Material shown:
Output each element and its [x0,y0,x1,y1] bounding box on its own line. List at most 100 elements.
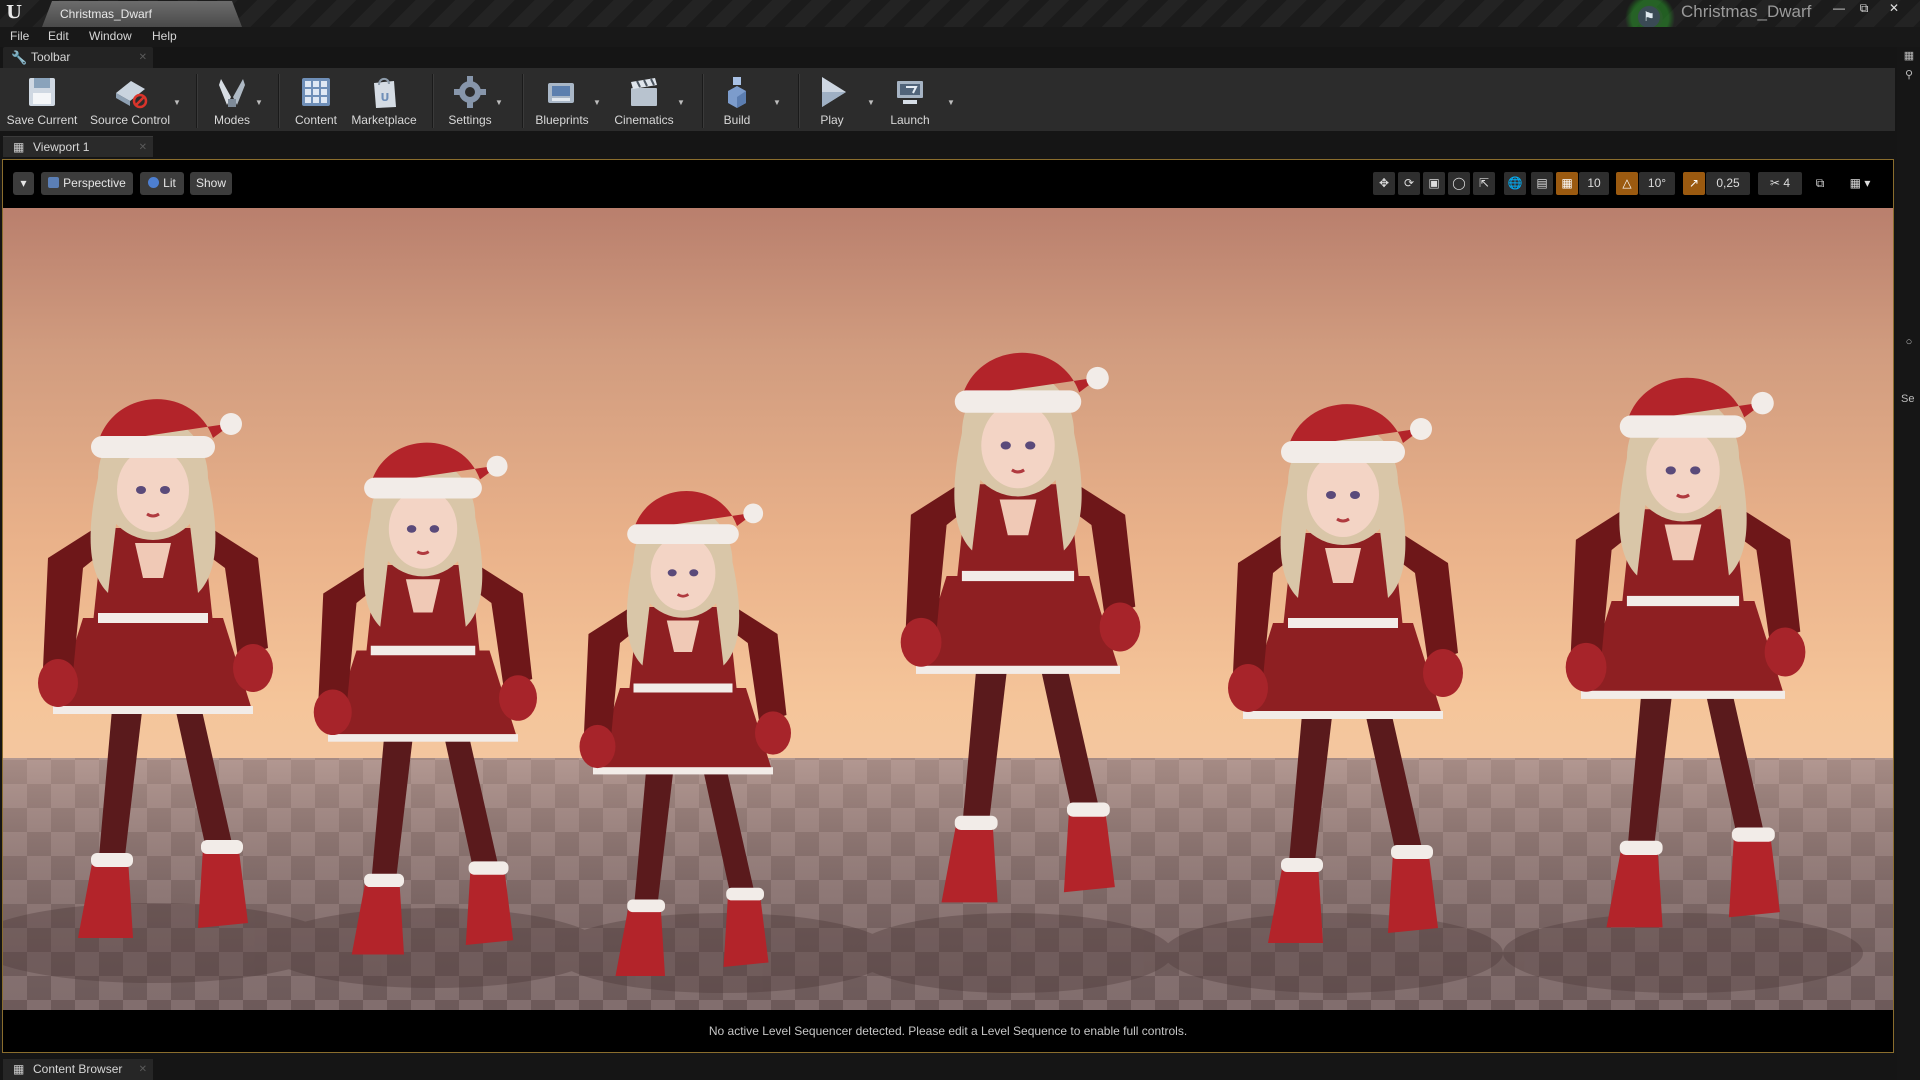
sequencer-message: No active Level Sequencer detected. Plea… [708,1024,1188,1038]
settings-dropdown-icon[interactable]: ▼ [494,98,504,108]
menu-window[interactable]: Window [89,29,132,43]
rotation-snap-toggle-icon[interactable]: △ [1616,172,1638,195]
blueprints-dropdown-icon[interactable]: ▼ [592,98,602,108]
toolbar-tab[interactable]: 🔧 Toolbar ✕ [3,47,153,68]
launch-button[interactable]: Launch [882,73,938,129]
transform-toggle-icon[interactable]: ◯ [1448,172,1470,195]
document-tab-label: Christmas_Dwarf [60,7,153,21]
toolbar-divider [432,74,433,128]
svg-text:U: U [381,91,390,104]
modes-button[interactable]: Modes [204,73,260,129]
restore-icon[interactable]: ⧉ [1853,0,1875,16]
source-control-icon [116,81,148,109]
save-current-button[interactable]: Save Current [4,73,80,129]
menu-help[interactable]: Help [152,29,177,43]
modes-dropdown-icon[interactable]: ▼ [254,98,264,108]
scale-snap-value[interactable]: 0,25 [1706,172,1750,195]
surface-snap-icon[interactable]: ⇱ [1473,172,1495,195]
toolbar-divider [798,74,799,128]
viewport-scene[interactable] [3,208,1893,1010]
cinematics-label: Cinematics [614,113,674,127]
menu-file[interactable]: File [10,29,29,43]
build-dropdown-icon[interactable]: ▼ [772,98,782,108]
settings-label: Settings [448,113,492,127]
source-control-button[interactable]: Source Control [86,73,174,129]
lit-button[interactable]: Lit [140,172,184,195]
project-name: Christmas_Dwarf [1681,2,1812,21]
panel-tab-icon[interactable]: ▦ [1902,49,1916,63]
viewport-tab-label: Viewport 1 [33,140,90,154]
grid-snap-toggle-icon[interactable]: ▦ [1556,172,1578,195]
document-tab[interactable]: Christmas_Dwarf [42,1,242,27]
sequencer-status-bar: No active Level Sequencer detected. Plea… [3,1010,1893,1052]
viewport-toolbar: ▾ Perspective Lit Show ✥ ⟳ ▣ ◯ ⇱ 🌐 ▤ ▦ 1… [3,160,1893,208]
world-local-toggle-icon[interactable]: 🌐 [1504,172,1526,195]
unreal-logo-icon[interactable]: U [3,2,25,24]
viewport-options-dropdown[interactable]: ▾ [13,172,34,195]
content-label: Content [294,113,338,127]
content-button[interactable]: Content [286,73,346,129]
lit-label: Lit [163,176,176,190]
play-icon [822,77,846,107]
cinematics-dropdown-icon[interactable]: ▼ [676,98,686,108]
details-panel-edge: ▦ ⚲ ○ Se [1897,47,1920,1080]
camera-speed-value: 4 [1783,176,1791,190]
details-icon[interactable]: ○ [1902,335,1916,349]
build-label: Build [723,113,751,127]
play-button[interactable]: Play [806,73,858,129]
blueprints-button[interactable]: Blueprints [530,73,594,129]
content-browser-tab[interactable]: ▦ Content Browser ✕ [3,1059,153,1080]
level-viewport[interactable]: ▾ Perspective Lit Show ✥ ⟳ ▣ ◯ ⇱ 🌐 ▤ ▦ 1… [2,159,1894,1053]
viewport-tab[interactable]: ▦ Viewport 1 ✕ [3,136,153,157]
content-grid-icon [302,78,330,106]
maximize-viewport-icon[interactable]: ⧉ [1809,172,1831,195]
translate-tool-icon[interactable]: ✥ [1373,172,1395,195]
modes-label: Modes [213,113,251,127]
toolbar-divider [702,74,703,128]
launch-dropdown-icon[interactable]: ▼ [946,98,956,108]
content-browser-icon: ▦ [13,1062,25,1076]
source-control-dropdown-icon[interactable]: ▼ [172,98,182,108]
settings-button[interactable]: Settings [442,73,498,129]
play-label: Play [820,113,844,127]
toolbar-tab-label: Toolbar [31,50,71,64]
save-icon [29,78,55,106]
grid-snap-value[interactable]: 10 [1579,172,1609,195]
wrench-icon: 🔧 [11,50,28,65]
snap-to-surface-icon[interactable]: ▤ [1531,172,1553,195]
scale-snap-toggle-icon[interactable]: ↗ [1683,172,1705,195]
main-toolbar: Save Current Source Control ▼ Modes ▼ Co… [0,68,1895,131]
play-dropdown-icon[interactable]: ▼ [866,98,876,108]
title-bar: U Christmas_Dwarf ⚑ Christmas_Dwarf — ⧉ … [0,0,1920,40]
modes-icon [219,79,245,107]
cinematics-button[interactable]: Cinematics [610,73,678,129]
save-current-label: Save Current [6,113,78,127]
marketplace-bag-icon: U [374,77,396,108]
rotation-snap-value[interactable]: 10° [1639,172,1675,195]
camera-speed-button[interactable]: ✂ 4 [1758,172,1802,195]
close-tab-icon[interactable]: ✕ [139,1059,147,1080]
camera-icon: ✂ [1769,176,1784,190]
viewport-layout-icon[interactable]: ▦ ▾ [1838,172,1882,195]
scale-tool-icon[interactable]: ▣ [1423,172,1445,195]
blueprints-label: Blueprints [535,113,589,127]
marketplace-button[interactable]: U Marketplace [346,73,422,129]
close-tab-icon[interactable]: ✕ [139,137,147,158]
content-browser-label: Content Browser [33,1062,123,1076]
build-button[interactable]: Build [712,73,762,129]
close-icon[interactable]: ✕ [1883,0,1905,16]
lit-sphere-icon [148,177,160,188]
source-control-label: Source Control [89,113,171,127]
menu-edit[interactable]: Edit [48,29,69,43]
perspective-label: Perspective [63,176,126,190]
search-icon[interactable]: ⚲ [1902,68,1916,82]
clapperboard-icon [631,78,657,106]
perspective-button[interactable]: Perspective [41,172,133,195]
rotate-tool-icon[interactable]: ⟳ [1398,172,1420,195]
menu-bar: File Edit Window Help [0,27,1920,47]
show-button[interactable]: Show [190,172,232,195]
scene-render [3,352,1893,1010]
minimize-icon[interactable]: — [1828,0,1850,16]
gear-icon [454,76,486,108]
close-tab-icon[interactable]: ✕ [139,47,147,68]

Prompt:
Copy out everything in the listing from the line containing "sequencer-message: No active" down to the line containing "document-tab[interactable]: Christmas_Dwarf [42,1,242,27]", both of those lines included, keeping each line exactly as it stands.

Completed exercise:
sequencer-message: No active Level Sequencer detected. Plea… [708,1024,1188,1038]
settings-dropdown-icon[interactable]: ▼ [494,98,504,108]
menu-window[interactable]: Window [89,29,132,43]
rotation-snap-toggle-icon[interactable]: △ [1616,172,1638,195]
blueprints-dropdown-icon[interactable]: ▼ [592,98,602,108]
toolbar-tab[interactable]: 🔧 Toolbar ✕ [3,47,153,68]
launch-button[interactable]: Launch [882,73,938,129]
transform-toggle-icon[interactable]: ◯ [1448,172,1470,195]
document-tab-label: Christmas_Dwarf [60,7,153,21]
toolbar-divider [432,74,433,128]
svg-text:U: U [381,91,390,104]
modes-button[interactable]: Modes [204,73,260,129]
restore-icon[interactable]: ⧉ [1853,0,1875,16]
source-control-icon [116,81,148,109]
save-current-button[interactable]: Save Current [4,73,80,129]
menu-help[interactable]: Help [152,29,177,43]
modes-dropdown-icon[interactable]: ▼ [254,98,264,108]
scale-snap-value[interactable]: 0,25 [1706,172,1750,195]
surface-snap-icon[interactable]: ⇱ [1473,172,1495,195]
toolbar-divider [798,74,799,128]
viewport-scene[interactable] [3,208,1893,1010]
cinematics-label: Cinematics [614,113,674,127]
menu-file[interactable]: File [10,29,29,43]
build-dropdown-icon[interactable]: ▼ [772,98,782,108]
settings-label: Settings [448,113,492,127]
source-control-button[interactable]: Source Control [86,73,174,129]
lit-button[interactable]: Lit [140,172,184,195]
project-name: Christmas_Dwarf [1681,2,1812,21]
panel-tab-icon[interactable]: ▦ [1902,49,1916,63]
viewport-tab-label: Viewport 1 [33,140,90,154]
grid-snap-toggle-icon[interactable]: ▦ [1556,172,1578,195]
document-tab[interactable]: Christmas_Dwarf [42,1,242,27]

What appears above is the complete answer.